**What you need to do:** Write out the data below exactly as given, without any of its pictures.

— start —

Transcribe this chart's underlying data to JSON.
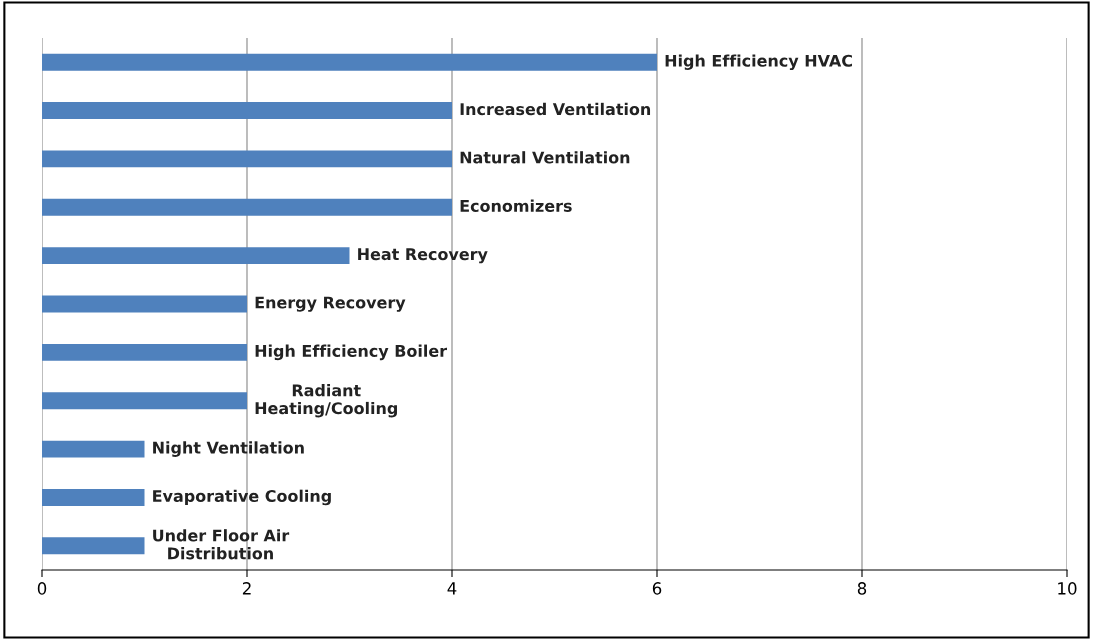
{
  "chart_data": {
    "type": "bar",
    "orientation": "horizontal",
    "categories": [
      "High Efficiency HVAC",
      "Increased Ventilation",
      "Natural Ventilation",
      "Economizers",
      "Heat Recovery",
      "Energy Recovery",
      "High Efficiency Boiler",
      "Radiant\nHeating/Cooling",
      "Night Ventilation",
      "Evaporative Cooling",
      "Under Floor Air\nDistribution"
    ],
    "values": [
      6,
      4,
      4,
      4,
      3,
      2,
      2,
      2,
      1,
      1,
      1
    ],
    "color": "#4f81bd",
    "xlim": [
      0,
      10
    ],
    "xticks": [
      0,
      2,
      4,
      6,
      8,
      10
    ],
    "grid": "x",
    "legend": false
  }
}
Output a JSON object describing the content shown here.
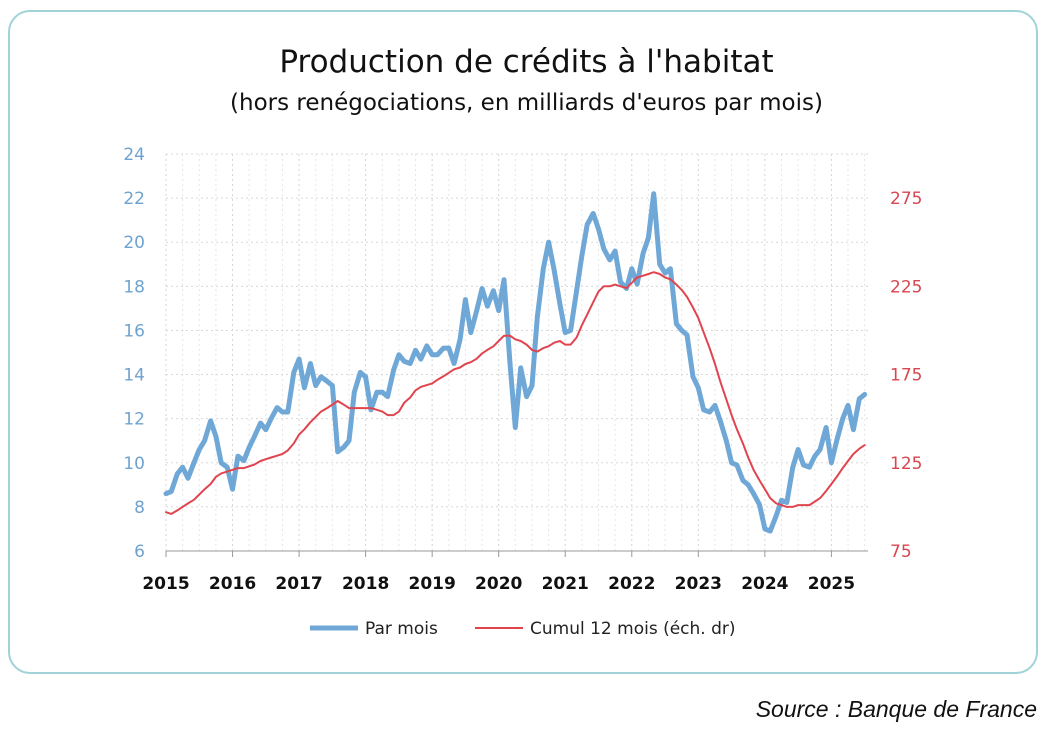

— end —

**Task answer:**
Transcribe this chart's underlying data to JSON.
{
  "chart_data": {
    "type": "bar",
    "orientation": "horizontal",
    "categories": [
      "High Efficiency HVAC",
      "Increased Ventilation",
      "Natural Ventilation",
      "Economizers",
      "Heat Recovery",
      "Energy Recovery",
      "High Efficiency Boiler",
      "Radiant\nHeating/Cooling",
      "Night Ventilation",
      "Evaporative Cooling",
      "Under Floor Air\nDistribution"
    ],
    "values": [
      6,
      4,
      4,
      4,
      3,
      2,
      2,
      2,
      1,
      1,
      1
    ],
    "color": "#4f81bd",
    "xlim": [
      0,
      10
    ],
    "xticks": [
      0,
      2,
      4,
      6,
      8,
      10
    ],
    "grid": "x",
    "legend": false
  }
}
Output a JSON object describing the content shown here.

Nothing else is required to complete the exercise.